CREATE TABLE dup_t1 (c1 int,c2 int) DUPLICATE_SCOPE= 'cluster';
When the first replicated table is created in a tenant, the system automatically creates a special log stream called a broadcast log stream. All subsequent replicated tables are created on this broadcast log stream. Unlike regular log streams, broadcast log streams automatically deploy replicas on each OBServer node within the tenant. This ensures that, under ideal conditions, replicated tables can provide strong consistency reads on any OBServer node. You can use the following SQL statement to view the broadcast log stream where the replicated tables are located:
SELECT * FROM oceanbase.DBA_OB_LS WHERE flag LIKE "%DUPLICATE%";
The query result is as follows.
+-------+--------+--------------+---------------+-------------+---------------------+----------+---------------------+---------------------+-----------+
| LS_ID | STATUS | PRIMARY_ZONE | UNIT_GROUP_ID | LS_GROUP_ID | CREATE_SCN | DROP_SCN | SYNC_SCN | READABLE_SCN | FLAG |
+-------+--------+--------------+---------------+-------------+---------------------+----------+---------------------+---------------------+-----------+
| 1003 | NORMAL | z1;z2 | 0 | 0 | 1683267390195713284 | NULL | 1683337744205408139 | 1683337744205408139 | DUPLICATE |
+-------+--------+--------------+---------------+-------------+---------------------+----------+---------------------+---------------------+-----------+
1 rows in set
In the example, the log stream with LS_ID of 1003 is the broadcast log stream, and all replicated tables in the tenant are created on this log stream. For more information about broadcast log streams, see Replica introduction.

WRITTEN TASK A
Answer these from the passage on replicated tables:
(i) What does the system automatically create when the first replicated table is created in a tenant?
(ii) What LS_ID does the broadcast log stream have in the query result shown?
(iii) What is listed under PRIMARY_ZONE for that log stream?
WRITTEN TASK B
Using the passage on replicated tables, explain why replicated tables can provide strong consistency reads on any OBServer node under ideal conditions.

RECORDED DATA
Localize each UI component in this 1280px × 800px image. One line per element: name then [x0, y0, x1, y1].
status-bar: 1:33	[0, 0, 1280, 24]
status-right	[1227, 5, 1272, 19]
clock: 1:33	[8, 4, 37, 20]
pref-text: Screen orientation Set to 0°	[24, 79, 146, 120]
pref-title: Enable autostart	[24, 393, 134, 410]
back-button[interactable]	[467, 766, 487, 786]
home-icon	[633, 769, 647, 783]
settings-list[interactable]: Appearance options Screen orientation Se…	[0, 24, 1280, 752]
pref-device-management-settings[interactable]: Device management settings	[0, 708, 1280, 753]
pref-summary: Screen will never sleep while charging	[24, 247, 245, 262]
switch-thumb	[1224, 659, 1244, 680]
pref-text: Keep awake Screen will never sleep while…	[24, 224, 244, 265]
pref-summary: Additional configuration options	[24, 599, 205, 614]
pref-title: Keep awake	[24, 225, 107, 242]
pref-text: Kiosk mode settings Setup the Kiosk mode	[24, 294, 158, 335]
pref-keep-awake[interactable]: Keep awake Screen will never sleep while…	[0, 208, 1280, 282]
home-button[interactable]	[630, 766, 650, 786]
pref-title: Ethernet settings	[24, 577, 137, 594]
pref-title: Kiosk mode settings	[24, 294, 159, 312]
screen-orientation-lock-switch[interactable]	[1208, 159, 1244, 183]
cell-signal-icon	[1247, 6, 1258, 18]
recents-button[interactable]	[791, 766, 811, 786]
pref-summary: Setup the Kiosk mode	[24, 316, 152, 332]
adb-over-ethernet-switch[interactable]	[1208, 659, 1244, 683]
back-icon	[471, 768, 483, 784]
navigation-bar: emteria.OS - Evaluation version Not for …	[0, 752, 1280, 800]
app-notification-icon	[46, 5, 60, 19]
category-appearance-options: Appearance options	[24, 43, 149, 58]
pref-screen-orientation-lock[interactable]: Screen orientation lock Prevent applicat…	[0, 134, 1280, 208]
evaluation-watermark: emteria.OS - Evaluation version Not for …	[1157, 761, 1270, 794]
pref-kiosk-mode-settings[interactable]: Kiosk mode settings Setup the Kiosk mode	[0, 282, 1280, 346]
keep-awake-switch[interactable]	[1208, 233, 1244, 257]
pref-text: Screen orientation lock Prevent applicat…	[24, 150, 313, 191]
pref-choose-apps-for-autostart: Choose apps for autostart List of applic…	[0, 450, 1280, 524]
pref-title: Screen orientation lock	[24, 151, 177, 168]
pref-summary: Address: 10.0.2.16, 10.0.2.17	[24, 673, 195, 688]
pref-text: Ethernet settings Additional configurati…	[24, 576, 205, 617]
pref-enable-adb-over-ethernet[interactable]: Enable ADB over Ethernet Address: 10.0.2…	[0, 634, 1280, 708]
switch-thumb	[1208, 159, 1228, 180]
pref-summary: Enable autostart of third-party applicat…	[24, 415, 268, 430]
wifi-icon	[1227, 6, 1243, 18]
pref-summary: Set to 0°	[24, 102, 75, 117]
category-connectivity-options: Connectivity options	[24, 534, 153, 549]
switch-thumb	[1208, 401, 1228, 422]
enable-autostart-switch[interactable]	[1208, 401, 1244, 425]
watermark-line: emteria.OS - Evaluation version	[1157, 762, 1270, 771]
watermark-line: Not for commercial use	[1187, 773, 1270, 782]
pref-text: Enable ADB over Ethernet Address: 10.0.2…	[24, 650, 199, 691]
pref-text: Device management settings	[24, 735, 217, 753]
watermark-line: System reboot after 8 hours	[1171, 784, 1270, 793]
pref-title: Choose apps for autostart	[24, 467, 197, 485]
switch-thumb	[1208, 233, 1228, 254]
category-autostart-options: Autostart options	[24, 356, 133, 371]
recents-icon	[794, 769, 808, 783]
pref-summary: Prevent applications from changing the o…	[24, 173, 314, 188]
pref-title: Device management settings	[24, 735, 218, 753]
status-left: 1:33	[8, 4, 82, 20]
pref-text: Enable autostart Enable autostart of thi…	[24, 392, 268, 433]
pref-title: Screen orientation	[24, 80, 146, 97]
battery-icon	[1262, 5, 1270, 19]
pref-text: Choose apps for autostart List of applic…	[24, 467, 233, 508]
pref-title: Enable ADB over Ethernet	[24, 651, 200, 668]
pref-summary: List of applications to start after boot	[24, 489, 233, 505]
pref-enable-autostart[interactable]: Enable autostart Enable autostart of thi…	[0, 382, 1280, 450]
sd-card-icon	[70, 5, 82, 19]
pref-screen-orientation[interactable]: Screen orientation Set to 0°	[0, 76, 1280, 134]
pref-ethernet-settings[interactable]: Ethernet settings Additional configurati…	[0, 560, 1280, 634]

--

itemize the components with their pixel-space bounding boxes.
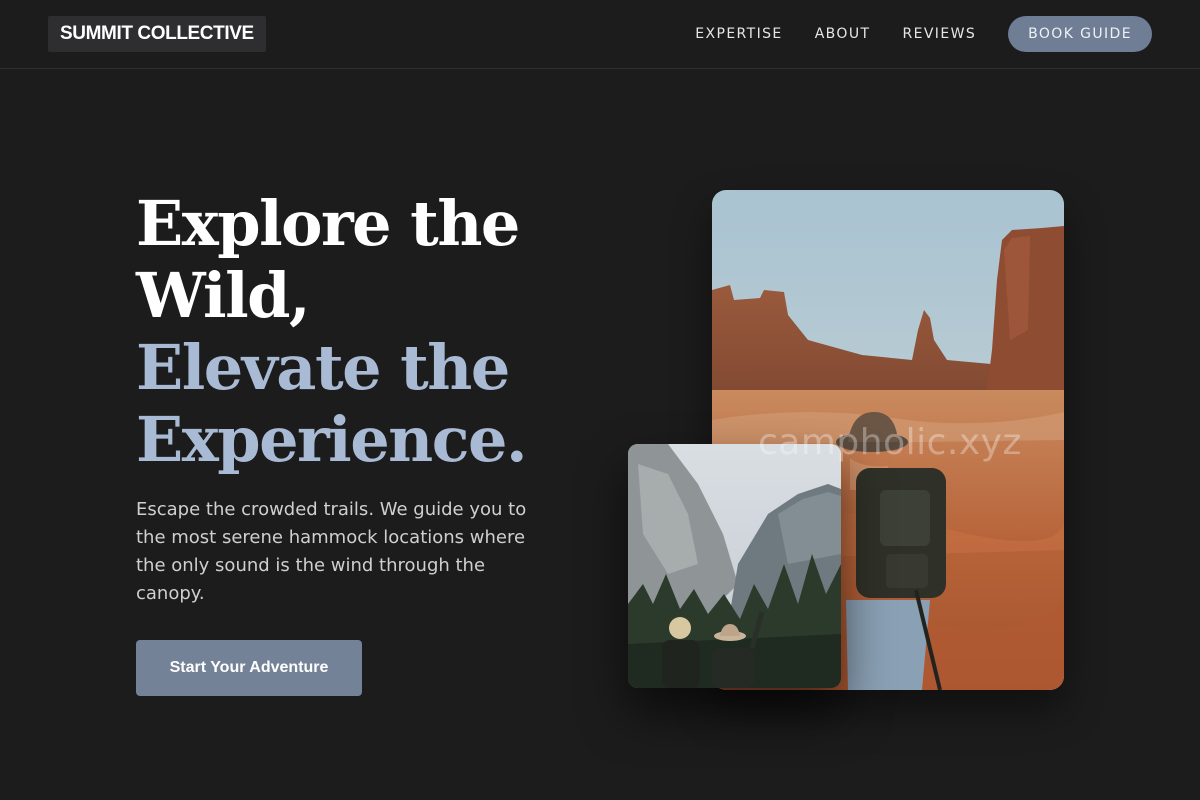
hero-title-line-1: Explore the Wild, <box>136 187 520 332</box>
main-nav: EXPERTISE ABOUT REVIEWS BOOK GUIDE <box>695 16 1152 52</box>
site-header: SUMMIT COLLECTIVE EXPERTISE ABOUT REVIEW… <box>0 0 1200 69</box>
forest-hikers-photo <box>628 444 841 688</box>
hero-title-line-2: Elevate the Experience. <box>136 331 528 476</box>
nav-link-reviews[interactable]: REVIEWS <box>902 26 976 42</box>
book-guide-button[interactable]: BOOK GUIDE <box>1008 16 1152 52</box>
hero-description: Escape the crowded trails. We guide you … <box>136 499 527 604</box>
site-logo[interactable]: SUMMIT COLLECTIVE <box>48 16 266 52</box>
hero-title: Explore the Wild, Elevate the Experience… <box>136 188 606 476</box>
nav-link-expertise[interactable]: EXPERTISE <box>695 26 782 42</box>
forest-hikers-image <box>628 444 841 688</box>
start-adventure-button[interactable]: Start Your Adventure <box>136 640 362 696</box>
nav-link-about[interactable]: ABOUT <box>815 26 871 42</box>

TASK RESULT A
(i) A special log stream called a broadcast log stream.
(ii) 1003.
(iii) z1;z2

TASK RESULT B
Replicated tables are created on the broadcast log stream. Unlike regular log streams, the broadcast log stream automatically deploys replicas on each OBServer node within the tenant. Because every node has a replica, a replicated table can provide strong consistency reads on any of them under ideal conditions.